- **Task description**:
Reply with nothing except the number of lines that contain the word "后赤壁赋".

- **Material for this task**:
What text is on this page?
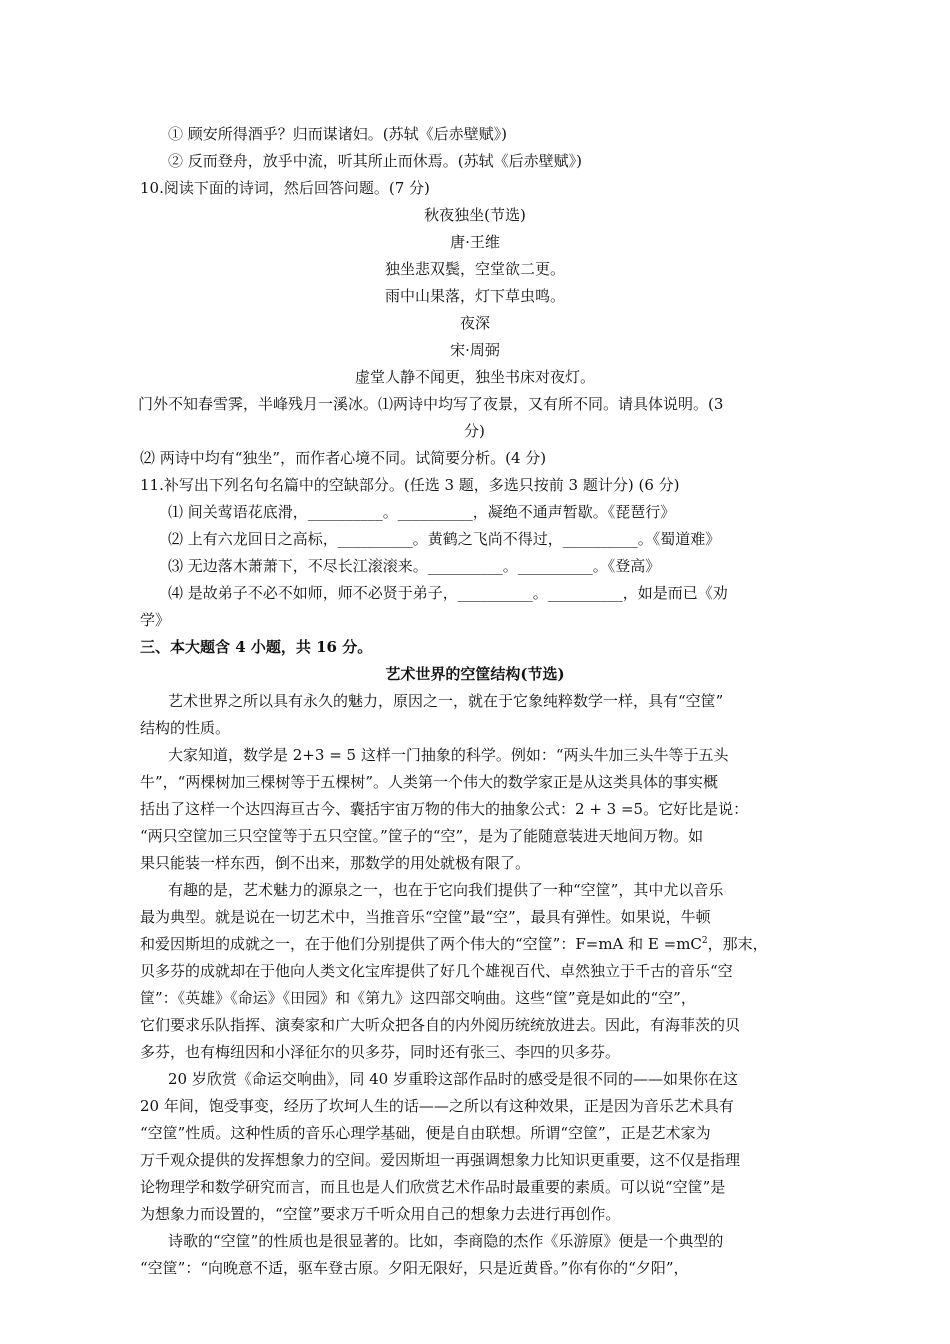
① 顾安所得酒乎？归而谋诸妇。(苏轼《后赤壁赋》)
② 反而登舟，放乎中流，听其所止而休焉。(苏轼《后赤壁赋》)
10.阅读下面的诗词，然后回答问题。(7 分)
秋夜独坐(节选)
唐·王维
独坐悲双鬓，空堂欲二更。
雨中山果落，灯下草虫鸣。
夜深
宋·周弼
虚堂人静不闻更，独坐书床对夜灯。
门外不知春雪霁，半峰残月一溪冰。⑴两诗中均写了夜景，又有所不同。请具体说明。(3
分)
⑵ 两诗中均有“独坐”，而作者心境不同。试简要分析。(4 分)
11.补写出下列名句名篇中的空缺部分。(任选 3 题，多选只按前 3 题计分) (6 分)
⑴ 间关莺语花底滑，__________。__________，凝绝不通声暂歇。《琵琶行》
⑵ 上有六龙回日之高标，__________。黄鹤之飞尚不得过，__________。《蜀道难》
⑶ 无边落木萧萧下，不尽长江滚滚来。__________。__________。《登高》
⑷ 是故弟子不必不如师，师不必贤于弟子，__________。__________，如是而已《劝
学》
三、本大题含 4 小题，共 16 分。
艺术世界的空筐结构(节选)
艺术世界之所以具有永久的魅力，原因之一，就在于它象纯粹数学一样，具有“空筐”
结构的性质。
大家知道，数学是 2+3 = 5 这样一门抽象的科学。例如：“两头牛加三头牛等于五头
牛”，“两棵树加三棵树等于五棵树”。人类第一个伟大的数学家正是从这类具体的事实概
括出了这样一个达四海亘古今、囊括宇宙万物的伟大的抽象公式：2 + 3 =5。它好比是说：
“两只空筐加三只空筐等于五只空筐。”筐子的“空”，是为了能随意装进天地间万物。如
果只能装一样东西，倒不出来，那数学的用处就极有限了。
有趣的是，艺术魅力的源泉之一，也在于它向我们提供了一种“空筐”，其中尤以音乐
最为典型。就是说在一切艺术中，当推音乐“空筐”最“空”，最具有弹性。如果说，牛顿
和爱因斯坦的成就之一，在于他们分别提供了两个伟大的“空筐”：F=mA 和 $E =mC^2$，那末，
贝多芬的成就却在于他向人类文化宝库提供了好几个雄视百代、卓然独立于千古的音乐“空
筐”：《英雄》《命运》《田园》和《第九》这四部交响曲。这些“筐”竟是如此的“空”，
它们要求乐队指挥、演奏家和广大听众把各自的内外阅历统统放进去。因此，有海菲茨的贝
多芬，也有梅纽因和小泽征尔的贝多芬，同时还有张三、李四的贝多芬。
20 岁欣赏《命运交响曲》，同 40 岁重聆这部作品时的感受是很不同的——如果你在这
20 年间，饱受事变，经历了坎坷人生的话——之所以有这种效果，正是因为音乐艺术具有
“空筐”性质。这种性质的音乐心理学基础，便是自由联想。所谓“空筐”，正是艺术家为
万千观众提供的发挥想象力的空间。爱因斯坦一再强调想象力比知识更重要，这不仅是指理
论物理学和数学研究而言，而且也是人们欣赏艺术作品时最重要的素质。可以说“空筐”是
为想象力而设置的，“空筐”要求万千听众用自己的想象力去进行再创作。
诗歌的“空筐”的性质也是很显著的。比如，李商隐的杰作《乐游原》便是一个典型的
“空筐”：“向晚意不适，驱车登古原。夕阳无限好，只是近黄昏。”你有你的“夕阳”，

- **Finished answer**:
2